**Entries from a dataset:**
* * * * * * *

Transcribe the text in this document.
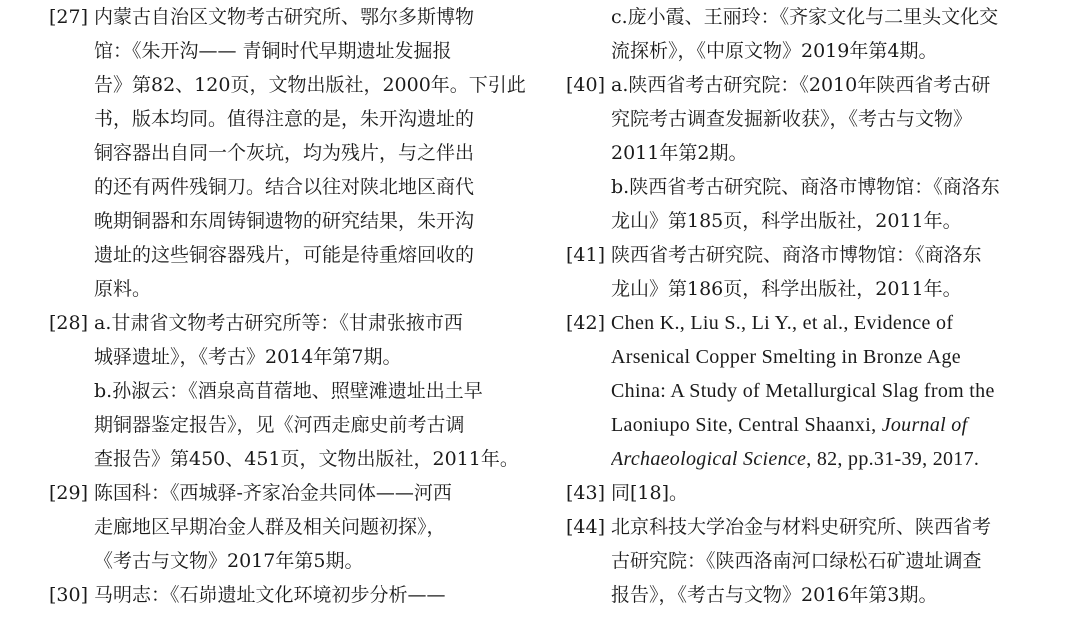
[27] 内蒙古自治区文物考古研究所、鄂尔多斯博物
馆：《朱开沟—— 青铜时代早期遗址发掘报
告》第82、120页，文物出版社，2000年。下引此
书，版本均同。值得注意的是，朱开沟遗址的
铜容器出自同一个灰坑，均为残片，与之伴出
的还有两件残铜刀。结合以往对陕北地区商代
晚期铜器和东周铸铜遗物的研究结果，朱开沟
遗址的这些铜容器残片，可能是待重熔回收的
原料。
[28] a.甘肃省文物考古研究所等：《甘肃张掖市西
城驿遗址》，《考古》2014年第7期。
b.孙淑云：《酒泉高苜蓿地、照壁滩遗址出土早
期铜器鉴定报告》，见《河西走廊史前考古调
查报告》第450、451页，文物出版社，2011年。
[29] 陈国科：《西城驿-齐家冶金共同体——河西
走廊地区早期冶金人群及相关问题初探》，
《考古与文物》2017年第5期。
[30] 马明志：《石峁遗址文化环境初步分析——
c.庞小霞、王丽玲：《齐家文化与二里头文化交
流探析》，《中原文物》2019年第4期。
[40] a.陕西省考古研究院：《2010年陕西省考古研
究院考古调查发掘新收获》，《考古与文物》
2011年第2期。
b.陕西省考古研究院、商洛市博物馆：《商洛东
龙山》第185页，科学出版社，2011年。
[41] 陕西省考古研究院、商洛市博物馆：《商洛东
龙山》第186页，科学出版社，2011年。
[42] Chen K., Liu S., Li Y., et al., Evidence of
Arsenical Copper Smelting in Bronze Age
China: A Study of Metallurgical Slag from the
Laoniupo Site, Central Shaanxi, Journal of
Archaeological Science, 82, pp.31-39, 2017.
[43] 同[18]。
[44] 北京科技大学冶金与材料史研究所、陕西省考
古研究院：《陕西洛南河口绿松石矿遗址调查
报告》，《考古与文物》2016年第3期。
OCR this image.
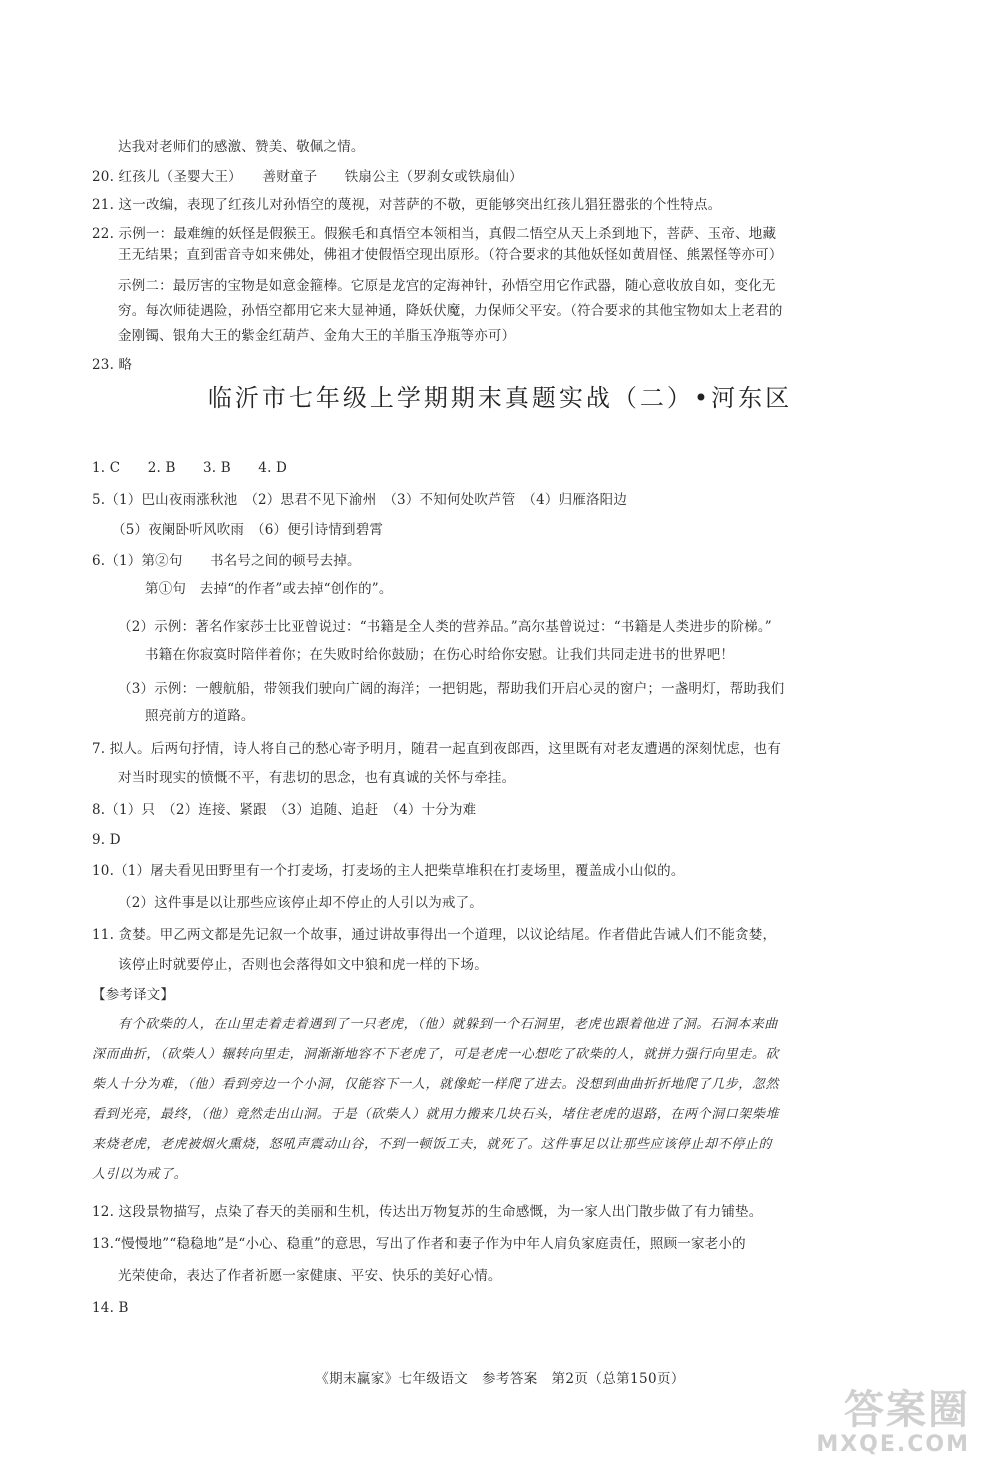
达我对老师们的感激、赞美、敬佩之情。
20. 红孩儿（圣婴大王）　　善财童子　　铁扇公主（罗刹女或铁扇仙）
21. 这一改编，表现了红孩儿对孙悟空的蔑视，对菩萨的不敬，更能够突出红孩儿猖狂嚣张的个性特点。
22. 示例一：最难缠的妖怪是假猴王。假猴毛和真悟空本领相当，真假二悟空从天上杀到地下，菩萨、玉帝、地藏
王无结果；直到雷音寺如来佛处，佛祖才使假悟空现出原形。（符合要求的其他妖怪如黄眉怪、熊罴怪等亦可）
示例二：最厉害的宝物是如意金箍棒。它原是龙宫的定海神针，孙悟空用它作武器，随心意收放自如，变化无
穷。每次师徒遇险，孙悟空都用它来大显神通，降妖伏魔，力保师父平安。（符合要求的其他宝物如太上老君的
金刚镯、银角大王的紫金红葫芦、金角大王的羊脂玉净瓶等亦可）
23. 略
临沂市七年级上学期期末真题实战（二）•河东区
1. C　　2. B　　3. B　　4. D
5.（1）巴山夜雨涨秋池　（2）思君不见下渝州　（3）不知何处吹芦管　（4）归雁洛阳边
（5）夜阑卧听风吹雨　（6）便引诗情到碧霄
6.（1）第②句　　书名号之间的顿号去掉。
第①句　去掉“的作者”或去掉“创作的”。
（2）示例：著名作家莎士比亚曾说过：“书籍是全人类的营养品。”高尔基曾说过：“书籍是人类进步的阶梯。”
书籍在你寂寞时陪伴着你；在失败时给你鼓励；在伤心时给你安慰。让我们共同走进书的世界吧！
（3）示例：一艘航船，带领我们驶向广阔的海洋；一把钥匙，帮助我们开启心灵的窗户；一盏明灯，帮助我们
照亮前方的道路。
7. 拟人。后两句抒情，诗人将自己的愁心寄予明月，随君一起直到夜郎西，这里既有对老友遭遇的深刻忧虑，也有
对当时现实的愤慨不平，有悲切的思念，也有真诚的关怀与牵挂。
8.（1）只　（2）连接、紧跟　（3）追随、追赶　（4）十分为难
9. D
10.（1）屠夫看见田野里有一个打麦场，打麦场的主人把柴草堆积在打麦场里，覆盖成小山似的。
（2）这件事是以让那些应该停止却不停止的人引以为戒了。
11. 贪婪。甲乙两文都是先记叙一个故事，通过讲故事得出一个道理，以议论结尾。作者借此告诫人们不能贪婪，
该停止时就要停止，否则也会落得如文中狼和虎一样的下场。
【参考译文】
有个砍柴的人，在山里走着走着遇到了一只老虎，（他）就躲到一个石洞里，老虎也跟着他进了洞。石洞本来曲
深而曲折，（砍柴人）辗转向里走，洞渐渐地容不下老虎了，可是老虎一心想吃了砍柴的人，就拼力强行向里走。砍
柴人十分为难，（他）看到旁边一个小洞，仅能容下一人，就像蛇一样爬了进去。没想到曲曲折折地爬了几步，忽然
看到光亮，最终，（他）竟然走出山洞。于是（砍柴人）就用力搬来几块石头，堵住老虎的退路，在两个洞口架柴堆
来烧老虎，老虎被烟火熏烧，怒吼声震动山谷，不到一顿饭工夫，就死了。这件事足以让那些应该停止却不停止的
人引以为戒了。
12. 这段景物描写，点染了春天的美丽和生机，传达出万物复苏的生命感慨，为一家人出门散步做了有力铺垫。
13.“慢慢地”“稳稳地”是“小心、稳重”的意思，写出了作者和妻子作为中年人肩负家庭责任，照顾一家老小的
光荣使命，表达了作者祈愿一家健康、平安、快乐的美好心情。
14. B
《期末赢家》七年级语文　参考答案　第2页（总第150页）
答案圈
MXQE.COM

* * * * * * *

**TASK DIRECTIONS:** Without the pictures, restate each entry exactly.

**WRITTEN RESPONSE:**
Transcribe the text in this document.
[27] 内蒙古自治区文物考古研究所、鄂尔多斯博物
馆：《朱开沟—— 青铜时代早期遗址发掘报
告》第82、120页，文物出版社，2000年。下引此
书，版本均同。值得注意的是，朱开沟遗址的
铜容器出自同一个灰坑，均为残片，与之伴出
的还有两件残铜刀。结合以往对陕北地区商代
晚期铜器和东周铸铜遗物的研究结果，朱开沟
遗址的这些铜容器残片，可能是待重熔回收的
原料。
[28] a.甘肃省文物考古研究所等：《甘肃张掖市西
城驿遗址》，《考古》2014年第7期。
b.孙淑云：《酒泉高苜蓿地、照壁滩遗址出土早
期铜器鉴定报告》，见《河西走廊史前考古调
查报告》第450、451页，文物出版社，2011年。
[29] 陈国科：《西城驿-齐家冶金共同体——河西
走廊地区早期冶金人群及相关问题初探》，
《考古与文物》2017年第5期。
[30] 马明志：《石峁遗址文化环境初步分析——
c.庞小霞、王丽玲：《齐家文化与二里头文化交
流探析》，《中原文物》2019年第4期。
[40] a.陕西省考古研究院：《2010年陕西省考古研
究院考古调查发掘新收获》，《考古与文物》
2011年第2期。
b.陕西省考古研究院、商洛市博物馆：《商洛东
龙山》第185页，科学出版社，2011年。
[41] 陕西省考古研究院、商洛市博物馆：《商洛东
龙山》第186页，科学出版社，2011年。
[42] Chen K., Liu S., Li Y., et al., Evidence of
Arsenical Copper Smelting in Bronze Age
China: A Study of Metallurgical Slag from the
Laoniupo Site, Central Shaanxi, Journal of
Archaeological Science, 82, pp.31-39, 2017.
[43] 同[18]。
[44] 北京科技大学冶金与材料史研究所、陕西省考
古研究院：《陕西洛南河口绿松石矿遗址调查
报告》，《考古与文物》2016年第3期。
OCR this image.
达我对老师们的感激、赞美、敬佩之情。
20. 红孩儿（圣婴大王）　　善财童子　　铁扇公主（罗刹女或铁扇仙）
21. 这一改编，表现了红孩儿对孙悟空的蔑视，对菩萨的不敬，更能够突出红孩儿猖狂嚣张的个性特点。
22. 示例一：最难缠的妖怪是假猴王。假猴毛和真悟空本领相当，真假二悟空从天上杀到地下，菩萨、玉帝、地藏
王无结果；直到雷音寺如来佛处，佛祖才使假悟空现出原形。（符合要求的其他妖怪如黄眉怪、熊罴怪等亦可）
示例二：最厉害的宝物是如意金箍棒。它原是龙宫的定海神针，孙悟空用它作武器，随心意收放自如，变化无
穷。每次师徒遇险，孙悟空都用它来大显神通，降妖伏魔，力保师父平安。（符合要求的其他宝物如太上老君的
金刚镯、银角大王的紫金红葫芦、金角大王的羊脂玉净瓶等亦可）
23. 略
临沂市七年级上学期期末真题实战（二）•河东区
1. C　　2. B　　3. B　　4. D
5.（1）巴山夜雨涨秋池　（2）思君不见下渝州　（3）不知何处吹芦管　（4）归雁洛阳边
（5）夜阑卧听风吹雨　（6）便引诗情到碧霄
6.（1）第②句　　书名号之间的顿号去掉。
第①句　去掉“的作者”或去掉“创作的”。
（2）示例：著名作家莎士比亚曾说过：“书籍是全人类的营养品。”高尔基曾说过：“书籍是人类进步的阶梯。”
书籍在你寂寞时陪伴着你；在失败时给你鼓励；在伤心时给你安慰。让我们共同走进书的世界吧！
（3）示例：一艘航船，带领我们驶向广阔的海洋；一把钥匙，帮助我们开启心灵的窗户；一盏明灯，帮助我们
照亮前方的道路。
7. 拟人。后两句抒情，诗人将自己的愁心寄予明月，随君一起直到夜郎西，这里既有对老友遭遇的深刻忧虑，也有
对当时现实的愤慨不平，有悲切的思念，也有真诚的关怀与牵挂。
8.（1）只　（2）连接、紧跟　（3）追随、追赶　（4）十分为难
9. D
10.（1）屠夫看见田野里有一个打麦场，打麦场的主人把柴草堆积在打麦场里，覆盖成小山似的。
（2）这件事是以让那些应该停止却不停止的人引以为戒了。
11. 贪婪。甲乙两文都是先记叙一个故事，通过讲故事得出一个道理，以议论结尾。作者借此告诫人们不能贪婪，
该停止时就要停止，否则也会落得如文中狼和虎一样的下场。
【参考译文】
有个砍柴的人，在山里走着走着遇到了一只老虎，（他）就躲到一个石洞里，老虎也跟着他进了洞。石洞本来曲
深而曲折，（砍柴人）辗转向里走，洞渐渐地容不下老虎了，可是老虎一心想吃了砍柴的人，就拼力强行向里走。砍
柴人十分为难，（他）看到旁边一个小洞，仅能容下一人，就像蛇一样爬了进去。没想到曲曲折折地爬了几步，忽然
看到光亮，最终，（他）竟然走出山洞。于是（砍柴人）就用力搬来几块石头，堵住老虎的退路，在两个洞口架柴堆
来烧老虎，老虎被烟火熏烧，怒吼声震动山谷，不到一顿饭工夫，就死了。这件事足以让那些应该停止却不停止的
人引以为戒了。
12. 这段景物描写，点染了春天的美丽和生机，传达出万物复苏的生命感慨，为一家人出门散步做了有力铺垫。
13.“慢慢地”“稳稳地”是“小心、稳重”的意思，写出了作者和妻子作为中年人肩负家庭责任，照顾一家老小的
光荣使命，表达了作者祈愿一家健康、平安、快乐的美好心情。
14. B
《期末赢家》七年级语文　参考答案　第2页（总第150页）
答案圈
MXQE.COM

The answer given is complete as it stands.